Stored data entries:
++++++++++++++++++++

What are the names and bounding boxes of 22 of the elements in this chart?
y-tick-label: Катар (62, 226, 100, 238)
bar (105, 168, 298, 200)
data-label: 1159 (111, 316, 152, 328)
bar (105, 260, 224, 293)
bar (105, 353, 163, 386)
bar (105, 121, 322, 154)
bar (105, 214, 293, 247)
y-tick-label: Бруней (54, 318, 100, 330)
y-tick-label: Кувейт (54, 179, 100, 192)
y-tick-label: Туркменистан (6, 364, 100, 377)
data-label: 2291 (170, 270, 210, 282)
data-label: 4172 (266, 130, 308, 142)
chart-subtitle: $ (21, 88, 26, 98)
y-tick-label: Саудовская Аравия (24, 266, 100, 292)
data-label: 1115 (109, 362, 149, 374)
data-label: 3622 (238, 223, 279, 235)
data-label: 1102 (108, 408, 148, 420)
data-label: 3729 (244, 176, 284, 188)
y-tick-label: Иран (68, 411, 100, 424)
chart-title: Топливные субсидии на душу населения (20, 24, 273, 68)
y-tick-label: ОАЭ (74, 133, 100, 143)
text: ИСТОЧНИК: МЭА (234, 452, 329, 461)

++++++++++++++++++++

To do: Rewrite the records above with every "data-label" swapped for "value-label", leaving everything else the same.

Task output:
What are the names and bounding boxes of 22 of the elements in this chart?
y-tick-label: Катар (62, 226, 100, 238)
bar (105, 168, 298, 200)
value-label: 1159 (111, 316, 152, 328)
bar (105, 260, 224, 293)
bar (105, 353, 163, 386)
bar (105, 121, 322, 154)
bar (105, 214, 293, 247)
y-tick-label: Бруней (54, 318, 100, 330)
y-tick-label: Кувейт (54, 179, 100, 192)
y-tick-label: Туркменистан (6, 364, 100, 377)
value-label: 2291 (170, 270, 210, 282)
value-label: 4172 (266, 130, 308, 142)
chart-subtitle: $ (21, 88, 26, 98)
y-tick-label: Саудовская Аравия (24, 266, 100, 292)
value-label: 1115 (109, 362, 149, 374)
value-label: 3622 (238, 223, 279, 235)
value-label: 1102 (108, 408, 148, 420)
value-label: 3729 (244, 176, 284, 188)
y-tick-label: Иран (68, 411, 100, 424)
chart-title: Топливные субсидии на душу населения (20, 24, 273, 68)
y-tick-label: ОАЭ (74, 133, 100, 143)
text: ИСТОЧНИК: МЭА (234, 452, 329, 461)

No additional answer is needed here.